Set task |
Make an exact copy of the records, with the images left out.

[Dataset items]
— Begin —

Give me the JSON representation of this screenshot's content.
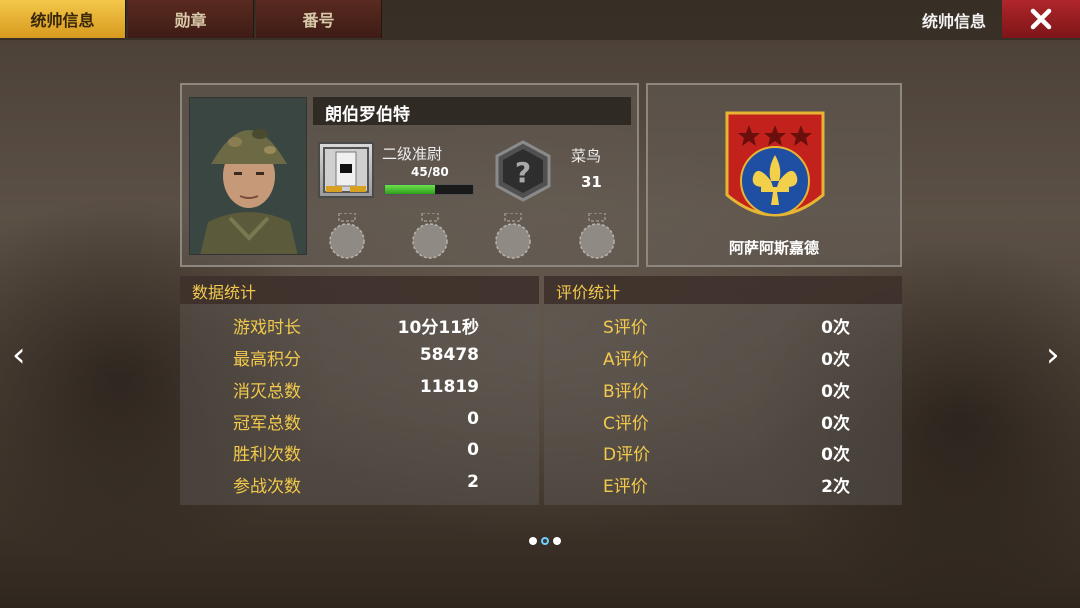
{
  "tabs": [
    {
      "label": "统帅信息"
    },
    {
      "label": "勋章"
    },
    {
      "label": "番号"
    }
  ],
  "header": {
    "title": "统帅信息"
  },
  "profile": {
    "name": "朗伯罗伯特",
    "rank": "二级准尉",
    "xp": "45/80",
    "xp_progress": 0.5625,
    "level_title": "菜鸟",
    "level": "31"
  },
  "faction": {
    "name": "阿萨阿斯嘉德",
    "color": "#c3221c"
  },
  "data_stats": {
    "heading": "数据统计",
    "rows": [
      {
        "label": "游戏时长",
        "value": "10分11秒"
      },
      {
        "label": "最高积分",
        "value": "58478"
      },
      {
        "label": "消灭总数",
        "value": "11819"
      },
      {
        "label": "冠军总数",
        "value": "0"
      },
      {
        "label": "胜利次数",
        "value": "0"
      },
      {
        "label": "参战次数",
        "value": "2"
      }
    ]
  },
  "rating_stats": {
    "heading": "评价统计",
    "rows": [
      {
        "label": "S评价",
        "value": "0次"
      },
      {
        "label": "A评价",
        "value": "0次"
      },
      {
        "label": "B评价",
        "value": "0次"
      },
      {
        "label": "C评价",
        "value": "0次"
      },
      {
        "label": "D评价",
        "value": "0次"
      },
      {
        "label": "E评价",
        "value": "2次"
      }
    ]
  },
  "nav": {
    "prev": "‹",
    "next": "›"
  },
  "pagination": {
    "total": 3,
    "current": 2
  },
  "colors": {
    "accent": "#f2c94c",
    "tab_active": "#e7b533",
    "close": "#a3202a",
    "xp": "#3fbf2a"
  }
}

— End —

Completed task |
Give me the JSON representation of this screenshot's content.
{
  "tabs": [
    {
      "label": "统帅信息"
    },
    {
      "label": "勋章"
    },
    {
      "label": "番号"
    }
  ],
  "header": {
    "title": "统帅信息"
  },
  "profile": {
    "name": "朗伯罗伯特",
    "rank": "二级准尉",
    "xp": "45/80",
    "xp_progress": 0.5625,
    "level_title": "菜鸟",
    "level": "31"
  },
  "faction": {
    "name": "阿萨阿斯嘉德",
    "color": "#c3221c"
  },
  "data_stats": {
    "heading": "数据统计",
    "rows": [
      {
        "label": "游戏时长",
        "value": "10分11秒"
      },
      {
        "label": "最高积分",
        "value": "58478"
      },
      {
        "label": "消灭总数",
        "value": "11819"
      },
      {
        "label": "冠军总数",
        "value": "0"
      },
      {
        "label": "胜利次数",
        "value": "0"
      },
      {
        "label": "参战次数",
        "value": "2"
      }
    ]
  },
  "rating_stats": {
    "heading": "评价统计",
    "rows": [
      {
        "label": "S评价",
        "value": "0次"
      },
      {
        "label": "A评价",
        "value": "0次"
      },
      {
        "label": "B评价",
        "value": "0次"
      },
      {
        "label": "C评价",
        "value": "0次"
      },
      {
        "label": "D评价",
        "value": "0次"
      },
      {
        "label": "E评价",
        "value": "2次"
      }
    ]
  },
  "nav": {
    "prev": "‹",
    "next": "›"
  },
  "pagination": {
    "total": 3,
    "current": 2
  },
  "colors": {
    "accent": "#f2c94c",
    "tab_active": "#e7b533",
    "close": "#a3202a",
    "xp": "#3fbf2a"
  }
}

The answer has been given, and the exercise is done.